TO BE DONE: Return the material below in full and exactly.

----------

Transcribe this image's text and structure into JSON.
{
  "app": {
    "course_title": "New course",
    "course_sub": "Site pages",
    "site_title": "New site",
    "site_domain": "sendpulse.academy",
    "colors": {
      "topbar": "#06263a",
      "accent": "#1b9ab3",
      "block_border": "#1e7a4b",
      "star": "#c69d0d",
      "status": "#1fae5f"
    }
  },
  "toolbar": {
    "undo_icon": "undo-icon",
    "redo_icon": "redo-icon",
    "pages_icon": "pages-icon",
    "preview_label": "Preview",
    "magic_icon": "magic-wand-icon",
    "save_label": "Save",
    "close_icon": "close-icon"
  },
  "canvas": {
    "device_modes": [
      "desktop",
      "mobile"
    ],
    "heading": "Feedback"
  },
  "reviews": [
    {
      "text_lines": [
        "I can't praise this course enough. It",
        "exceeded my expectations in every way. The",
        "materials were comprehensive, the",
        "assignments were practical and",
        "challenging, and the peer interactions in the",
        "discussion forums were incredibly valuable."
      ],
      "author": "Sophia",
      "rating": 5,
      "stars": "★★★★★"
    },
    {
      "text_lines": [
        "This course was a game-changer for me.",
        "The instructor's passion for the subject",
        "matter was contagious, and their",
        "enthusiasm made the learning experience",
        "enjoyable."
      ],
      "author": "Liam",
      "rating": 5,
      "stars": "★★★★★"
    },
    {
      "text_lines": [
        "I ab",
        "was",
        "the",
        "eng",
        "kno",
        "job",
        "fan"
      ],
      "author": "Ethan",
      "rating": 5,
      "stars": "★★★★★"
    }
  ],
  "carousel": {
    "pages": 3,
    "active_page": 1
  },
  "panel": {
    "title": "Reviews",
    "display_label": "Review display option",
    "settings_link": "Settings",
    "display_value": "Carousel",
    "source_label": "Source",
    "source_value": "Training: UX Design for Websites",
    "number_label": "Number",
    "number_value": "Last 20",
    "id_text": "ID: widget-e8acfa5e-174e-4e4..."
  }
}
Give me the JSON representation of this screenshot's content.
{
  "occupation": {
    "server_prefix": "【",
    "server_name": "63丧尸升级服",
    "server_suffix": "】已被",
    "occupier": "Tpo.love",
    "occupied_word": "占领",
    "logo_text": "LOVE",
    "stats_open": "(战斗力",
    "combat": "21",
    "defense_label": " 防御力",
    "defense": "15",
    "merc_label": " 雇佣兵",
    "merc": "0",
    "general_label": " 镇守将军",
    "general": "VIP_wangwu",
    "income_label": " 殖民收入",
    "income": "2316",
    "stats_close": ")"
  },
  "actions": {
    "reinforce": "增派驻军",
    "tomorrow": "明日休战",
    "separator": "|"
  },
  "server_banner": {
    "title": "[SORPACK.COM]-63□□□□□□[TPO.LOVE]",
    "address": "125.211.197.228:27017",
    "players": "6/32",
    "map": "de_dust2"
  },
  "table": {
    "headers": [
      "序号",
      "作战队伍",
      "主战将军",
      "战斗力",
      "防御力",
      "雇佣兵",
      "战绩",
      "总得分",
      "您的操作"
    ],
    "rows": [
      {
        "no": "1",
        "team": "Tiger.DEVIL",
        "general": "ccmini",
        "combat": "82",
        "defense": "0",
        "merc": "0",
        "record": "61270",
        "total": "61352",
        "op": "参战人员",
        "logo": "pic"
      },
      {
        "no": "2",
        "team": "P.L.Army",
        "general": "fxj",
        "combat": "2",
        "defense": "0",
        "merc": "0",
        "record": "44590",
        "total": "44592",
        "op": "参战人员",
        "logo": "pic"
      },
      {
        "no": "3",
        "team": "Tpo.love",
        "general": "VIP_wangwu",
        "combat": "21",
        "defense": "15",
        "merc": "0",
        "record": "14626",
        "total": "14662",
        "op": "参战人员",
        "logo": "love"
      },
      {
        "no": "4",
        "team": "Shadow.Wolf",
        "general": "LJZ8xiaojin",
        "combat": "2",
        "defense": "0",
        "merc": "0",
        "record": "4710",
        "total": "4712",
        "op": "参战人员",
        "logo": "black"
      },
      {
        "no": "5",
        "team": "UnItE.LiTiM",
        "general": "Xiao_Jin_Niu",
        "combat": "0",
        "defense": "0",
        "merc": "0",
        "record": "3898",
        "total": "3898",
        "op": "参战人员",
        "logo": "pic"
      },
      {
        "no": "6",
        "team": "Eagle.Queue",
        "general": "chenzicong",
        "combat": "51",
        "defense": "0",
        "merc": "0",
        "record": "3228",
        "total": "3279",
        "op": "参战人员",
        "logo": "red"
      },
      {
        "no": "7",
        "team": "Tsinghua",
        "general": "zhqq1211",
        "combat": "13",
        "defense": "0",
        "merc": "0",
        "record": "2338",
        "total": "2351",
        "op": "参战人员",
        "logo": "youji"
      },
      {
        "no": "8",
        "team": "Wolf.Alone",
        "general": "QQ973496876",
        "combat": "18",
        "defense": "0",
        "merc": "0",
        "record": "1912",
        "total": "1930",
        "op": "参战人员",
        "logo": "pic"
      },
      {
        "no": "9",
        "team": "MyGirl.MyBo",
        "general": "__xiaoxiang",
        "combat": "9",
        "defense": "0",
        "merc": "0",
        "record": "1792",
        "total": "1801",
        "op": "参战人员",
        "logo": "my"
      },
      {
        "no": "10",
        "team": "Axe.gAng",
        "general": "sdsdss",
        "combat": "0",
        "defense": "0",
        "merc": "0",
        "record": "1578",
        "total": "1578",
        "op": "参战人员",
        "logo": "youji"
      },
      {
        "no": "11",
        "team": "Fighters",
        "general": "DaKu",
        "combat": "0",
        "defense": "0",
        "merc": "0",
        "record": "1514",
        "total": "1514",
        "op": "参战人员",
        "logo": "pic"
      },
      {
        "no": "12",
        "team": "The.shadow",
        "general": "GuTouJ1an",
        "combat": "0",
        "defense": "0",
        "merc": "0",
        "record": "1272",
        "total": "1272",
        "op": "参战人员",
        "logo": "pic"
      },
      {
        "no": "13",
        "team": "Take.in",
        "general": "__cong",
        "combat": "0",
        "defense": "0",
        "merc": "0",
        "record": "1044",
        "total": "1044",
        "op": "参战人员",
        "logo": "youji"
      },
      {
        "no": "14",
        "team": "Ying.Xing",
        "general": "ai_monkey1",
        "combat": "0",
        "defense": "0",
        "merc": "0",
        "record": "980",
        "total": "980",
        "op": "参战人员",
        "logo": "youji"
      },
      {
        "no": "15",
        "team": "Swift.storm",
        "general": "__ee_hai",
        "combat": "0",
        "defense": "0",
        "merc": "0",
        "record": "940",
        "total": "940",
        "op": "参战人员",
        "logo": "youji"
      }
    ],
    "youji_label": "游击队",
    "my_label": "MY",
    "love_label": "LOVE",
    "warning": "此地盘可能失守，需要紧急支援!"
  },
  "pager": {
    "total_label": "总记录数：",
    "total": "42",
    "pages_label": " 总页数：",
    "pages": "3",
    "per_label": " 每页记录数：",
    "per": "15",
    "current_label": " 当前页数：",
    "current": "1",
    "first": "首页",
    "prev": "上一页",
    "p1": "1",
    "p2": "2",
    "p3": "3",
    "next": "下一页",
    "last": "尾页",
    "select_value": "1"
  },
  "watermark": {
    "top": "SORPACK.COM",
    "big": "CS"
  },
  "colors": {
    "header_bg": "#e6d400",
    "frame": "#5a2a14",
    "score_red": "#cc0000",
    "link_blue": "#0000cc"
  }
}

----------

RIGHT ANSWER:
Transcribe this image's text and structure into JSON.
{
  "app": {
    "course_title": "New course",
    "course_sub": "Site pages",
    "site_title": "New site",
    "site_domain": "sendpulse.academy",
    "colors": {
      "topbar": "#06263a",
      "accent": "#1b9ab3",
      "block_border": "#1e7a4b",
      "star": "#c69d0d",
      "status": "#1fae5f"
    }
  },
  "toolbar": {
    "undo_icon": "undo-icon",
    "redo_icon": "redo-icon",
    "pages_icon": "pages-icon",
    "preview_label": "Preview",
    "magic_icon": "magic-wand-icon",
    "save_label": "Save",
    "close_icon": "close-icon"
  },
  "canvas": {
    "device_modes": [
      "desktop",
      "mobile"
    ],
    "heading": "Feedback"
  },
  "reviews": [
    {
      "text_lines": [
        "I can't praise this course enough. It",
        "exceeded my expectations in every way. The",
        "materials were comprehensive, the",
        "assignments were practical and",
        "challenging, and the peer interactions in the",
        "discussion forums were incredibly valuable."
      ],
      "author": "Sophia",
      "rating": 5,
      "stars": "★★★★★"
    },
    {
      "text_lines": [
        "This course was a game-changer for me.",
        "The instructor's passion for the subject",
        "matter was contagious, and their",
        "enthusiasm made the learning experience",
        "enjoyable."
      ],
      "author": "Liam",
      "rating": 5,
      "stars": "★★★★★"
    },
    {
      "text_lines": [
        "I ab",
        "was",
        "the",
        "eng",
        "kno",
        "job",
        "fan"
      ],
      "author": "Ethan",
      "rating": 5,
      "stars": "★★★★★"
    }
  ],
  "carousel": {
    "pages": 3,
    "active_page": 1
  },
  "panel": {
    "title": "Reviews",
    "display_label": "Review display option",
    "settings_link": "Settings",
    "display_value": "Carousel",
    "source_label": "Source",
    "source_value": "Training: UX Design for Websites",
    "number_label": "Number",
    "number_value": "Last 20",
    "id_text": "ID: widget-e8acfa5e-174e-4e4..."
  }
}
Give me the JSON representation of this screenshot's content.
{
  "occupation": {
    "server_prefix": "【",
    "server_name": "63丧尸升级服",
    "server_suffix": "】已被",
    "occupier": "Tpo.love",
    "occupied_word": "占领",
    "logo_text": "LOVE",
    "stats_open": "(战斗力",
    "combat": "21",
    "defense_label": " 防御力",
    "defense": "15",
    "merc_label": " 雇佣兵",
    "merc": "0",
    "general_label": " 镇守将军",
    "general": "VIP_wangwu",
    "income_label": " 殖民收入",
    "income": "2316",
    "stats_close": ")"
  },
  "actions": {
    "reinforce": "增派驻军",
    "tomorrow": "明日休战",
    "separator": "|"
  },
  "server_banner": {
    "title": "[SORPACK.COM]-63□□□□□□[TPO.LOVE]",
    "address": "125.211.197.228:27017",
    "players": "6/32",
    "map": "de_dust2"
  },
  "table": {
    "headers": [
      "序号",
      "作战队伍",
      "主战将军",
      "战斗力",
      "防御力",
      "雇佣兵",
      "战绩",
      "总得分",
      "您的操作"
    ],
    "rows": [
      {
        "no": "1",
        "team": "Tiger.DEVIL",
        "general": "ccmini",
        "combat": "82",
        "defense": "0",
        "merc": "0",
        "record": "61270",
        "total": "61352",
        "op": "参战人员",
        "logo": "pic"
      },
      {
        "no": "2",
        "team": "P.L.Army",
        "general": "fxj",
        "combat": "2",
        "defense": "0",
        "merc": "0",
        "record": "44590",
        "total": "44592",
        "op": "参战人员",
        "logo": "pic"
      },
      {
        "no": "3",
        "team": "Tpo.love",
        "general": "VIP_wangwu",
        "combat": "21",
        "defense": "15",
        "merc": "0",
        "record": "14626",
        "total": "14662",
        "op": "参战人员",
        "logo": "love"
      },
      {
        "no": "4",
        "team": "Shadow.Wolf",
        "general": "LJZ8xiaojin",
        "combat": "2",
        "defense": "0",
        "merc": "0",
        "record": "4710",
        "total": "4712",
        "op": "参战人员",
        "logo": "black"
      },
      {
        "no": "5",
        "team": "UnItE.LiTiM",
        "general": "Xiao_Jin_Niu",
        "combat": "0",
        "defense": "0",
        "merc": "0",
        "record": "3898",
        "total": "3898",
        "op": "参战人员",
        "logo": "pic"
      },
      {
        "no": "6",
        "team": "Eagle.Queue",
        "general": "chenzicong",
        "combat": "51",
        "defense": "0",
        "merc": "0",
        "record": "3228",
        "total": "3279",
        "op": "参战人员",
        "logo": "red"
      },
      {
        "no": "7",
        "team": "Tsinghua",
        "general": "zhqq1211",
        "combat": "13",
        "defense": "0",
        "merc": "0",
        "record": "2338",
        "total": "2351",
        "op": "参战人员",
        "logo": "youji"
      },
      {
        "no": "8",
        "team": "Wolf.Alone",
        "general": "QQ973496876",
        "combat": "18",
        "defense": "0",
        "merc": "0",
        "record": "1912",
        "total": "1930",
        "op": "参战人员",
        "logo": "pic"
      },
      {
        "no": "9",
        "team": "MyGirl.MyBo",
        "general": "__xiaoxiang",
        "combat": "9",
        "defense": "0",
        "merc": "0",
        "record": "1792",
        "total": "1801",
        "op": "参战人员",
        "logo": "my"
      },
      {
        "no": "10",
        "team": "Axe.gAng",
        "general": "sdsdss",
        "combat": "0",
        "defense": "0",
        "merc": "0",
        "record": "1578",
        "total": "1578",
        "op": "参战人员",
        "logo": "youji"
      },
      {
        "no": "11",
        "team": "Fighters",
        "general": "DaKu",
        "combat": "0",
        "defense": "0",
        "merc": "0",
        "record": "1514",
        "total": "1514",
        "op": "参战人员",
        "logo": "pic"
      },
      {
        "no": "12",
        "team": "The.shadow",
        "general": "GuTouJ1an",
        "combat": "0",
        "defense": "0",
        "merc": "0",
        "record": "1272",
        "total": "1272",
        "op": "参战人员",
        "logo": "pic"
      },
      {
        "no": "13",
        "team": "Take.in",
        "general": "__cong",
        "combat": "0",
        "defense": "0",
        "merc": "0",
        "record": "1044",
        "total": "1044",
        "op": "参战人员",
        "logo": "youji"
      },
      {
        "no": "14",
        "team": "Ying.Xing",
        "general": "ai_monkey1",
        "combat": "0",
        "defense": "0",
        "merc": "0",
        "record": "980",
        "total": "980",
        "op": "参战人员",
        "logo": "youji"
      },
      {
        "no": "15",
        "team": "Swift.storm",
        "general": "__ee_hai",
        "combat": "0",
        "defense": "0",
        "merc": "0",
        "record": "940",
        "total": "940",
        "op": "参战人员",
        "logo": "youji"
      }
    ],
    "youji_label": "游击队",
    "my_label": "MY",
    "love_label": "LOVE",
    "warning": "此地盘可能失守，需要紧急支援!"
  },
  "pager": {
    "total_label": "总记录数：",
    "total": "42",
    "pages_label": " 总页数：",
    "pages": "3",
    "per_label": " 每页记录数：",
    "per": "15",
    "current_label": " 当前页数：",
    "current": "1",
    "first": "首页",
    "prev": "上一页",
    "p1": "1",
    "p2": "2",
    "p3": "3",
    "next": "下一页",
    "last": "尾页",
    "select_value": "1"
  },
  "watermark": {
    "top": "SORPACK.COM",
    "big": "CS"
  },
  "colors": {
    "header_bg": "#e6d400",
    "frame": "#5a2a14",
    "score_red": "#cc0000",
    "link_blue": "#0000cc"
  }
}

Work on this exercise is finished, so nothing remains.